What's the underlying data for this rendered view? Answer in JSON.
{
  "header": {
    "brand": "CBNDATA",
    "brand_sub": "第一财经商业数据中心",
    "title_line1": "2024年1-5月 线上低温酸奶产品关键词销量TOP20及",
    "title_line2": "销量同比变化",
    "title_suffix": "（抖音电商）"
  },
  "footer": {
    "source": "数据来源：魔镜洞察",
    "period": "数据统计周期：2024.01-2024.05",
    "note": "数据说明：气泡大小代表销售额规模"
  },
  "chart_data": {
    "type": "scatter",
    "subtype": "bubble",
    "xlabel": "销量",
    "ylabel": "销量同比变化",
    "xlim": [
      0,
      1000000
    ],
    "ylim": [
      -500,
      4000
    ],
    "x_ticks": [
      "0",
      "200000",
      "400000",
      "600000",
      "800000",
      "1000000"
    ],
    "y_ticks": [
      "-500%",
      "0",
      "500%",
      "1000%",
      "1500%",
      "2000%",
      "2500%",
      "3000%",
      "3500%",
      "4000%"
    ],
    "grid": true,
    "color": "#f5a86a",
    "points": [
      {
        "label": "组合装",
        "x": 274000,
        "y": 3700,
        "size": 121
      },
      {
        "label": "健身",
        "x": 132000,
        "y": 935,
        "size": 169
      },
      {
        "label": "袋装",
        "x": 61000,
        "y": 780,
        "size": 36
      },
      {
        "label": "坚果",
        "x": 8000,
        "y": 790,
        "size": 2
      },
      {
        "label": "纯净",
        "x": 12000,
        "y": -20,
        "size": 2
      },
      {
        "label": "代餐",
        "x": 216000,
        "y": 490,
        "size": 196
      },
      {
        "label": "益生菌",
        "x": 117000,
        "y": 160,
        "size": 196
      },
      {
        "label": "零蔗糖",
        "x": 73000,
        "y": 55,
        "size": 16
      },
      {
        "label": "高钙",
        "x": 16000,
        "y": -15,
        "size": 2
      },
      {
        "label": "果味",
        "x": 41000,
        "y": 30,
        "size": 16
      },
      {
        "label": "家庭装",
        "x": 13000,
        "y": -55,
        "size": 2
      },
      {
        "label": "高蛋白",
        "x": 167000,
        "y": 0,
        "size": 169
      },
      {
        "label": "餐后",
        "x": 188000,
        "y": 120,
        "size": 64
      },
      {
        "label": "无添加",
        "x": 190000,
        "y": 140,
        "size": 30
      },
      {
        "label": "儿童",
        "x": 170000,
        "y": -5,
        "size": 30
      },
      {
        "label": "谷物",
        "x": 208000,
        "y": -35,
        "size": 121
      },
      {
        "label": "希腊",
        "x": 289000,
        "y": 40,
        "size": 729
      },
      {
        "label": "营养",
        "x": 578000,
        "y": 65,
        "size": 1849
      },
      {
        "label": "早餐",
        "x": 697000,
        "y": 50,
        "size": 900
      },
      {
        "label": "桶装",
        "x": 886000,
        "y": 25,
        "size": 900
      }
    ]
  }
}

* * * *

AIM OF THE TASK – Each line of the listing above should be output exactly.

WORKED SOLUTION –
What's the underlying data for this rendered view? Answer in JSON.
{
  "header": {
    "brand": "CBNDATA",
    "brand_sub": "第一财经商业数据中心",
    "title_line1": "2024年1-5月 线上低温酸奶产品关键词销量TOP20及",
    "title_line2": "销量同比变化",
    "title_suffix": "（抖音电商）"
  },
  "footer": {
    "source": "数据来源：魔镜洞察",
    "period": "数据统计周期：2024.01-2024.05",
    "note": "数据说明：气泡大小代表销售额规模"
  },
  "chart_data": {
    "type": "scatter",
    "subtype": "bubble",
    "xlabel": "销量",
    "ylabel": "销量同比变化",
    "xlim": [
      0,
      1000000
    ],
    "ylim": [
      -500,
      4000
    ],
    "x_ticks": [
      "0",
      "200000",
      "400000",
      "600000",
      "800000",
      "1000000"
    ],
    "y_ticks": [
      "-500%",
      "0",
      "500%",
      "1000%",
      "1500%",
      "2000%",
      "2500%",
      "3000%",
      "3500%",
      "4000%"
    ],
    "grid": true,
    "color": "#f5a86a",
    "points": [
      {
        "label": "组合装",
        "x": 274000,
        "y": 3700,
        "size": 121
      },
      {
        "label": "健身",
        "x": 132000,
        "y": 935,
        "size": 169
      },
      {
        "label": "袋装",
        "x": 61000,
        "y": 780,
        "size": 36
      },
      {
        "label": "坚果",
        "x": 8000,
        "y": 790,
        "size": 2
      },
      {
        "label": "纯净",
        "x": 12000,
        "y": -20,
        "size": 2
      },
      {
        "label": "代餐",
        "x": 216000,
        "y": 490,
        "size": 196
      },
      {
        "label": "益生菌",
        "x": 117000,
        "y": 160,
        "size": 196
      },
      {
        "label": "零蔗糖",
        "x": 73000,
        "y": 55,
        "size": 16
      },
      {
        "label": "高钙",
        "x": 16000,
        "y": -15,
        "size": 2
      },
      {
        "label": "果味",
        "x": 41000,
        "y": 30,
        "size": 16
      },
      {
        "label": "家庭装",
        "x": 13000,
        "y": -55,
        "size": 2
      },
      {
        "label": "高蛋白",
        "x": 167000,
        "y": 0,
        "size": 169
      },
      {
        "label": "餐后",
        "x": 188000,
        "y": 120,
        "size": 64
      },
      {
        "label": "无添加",
        "x": 190000,
        "y": 140,
        "size": 30
      },
      {
        "label": "儿童",
        "x": 170000,
        "y": -5,
        "size": 30
      },
      {
        "label": "谷物",
        "x": 208000,
        "y": -35,
        "size": 121
      },
      {
        "label": "希腊",
        "x": 289000,
        "y": 40,
        "size": 729
      },
      {
        "label": "营养",
        "x": 578000,
        "y": 65,
        "size": 1849
      },
      {
        "label": "早餐",
        "x": 697000,
        "y": 50,
        "size": 900
      },
      {
        "label": "桶装",
        "x": 886000,
        "y": 25,
        "size": 900
      }
    ]
  }
}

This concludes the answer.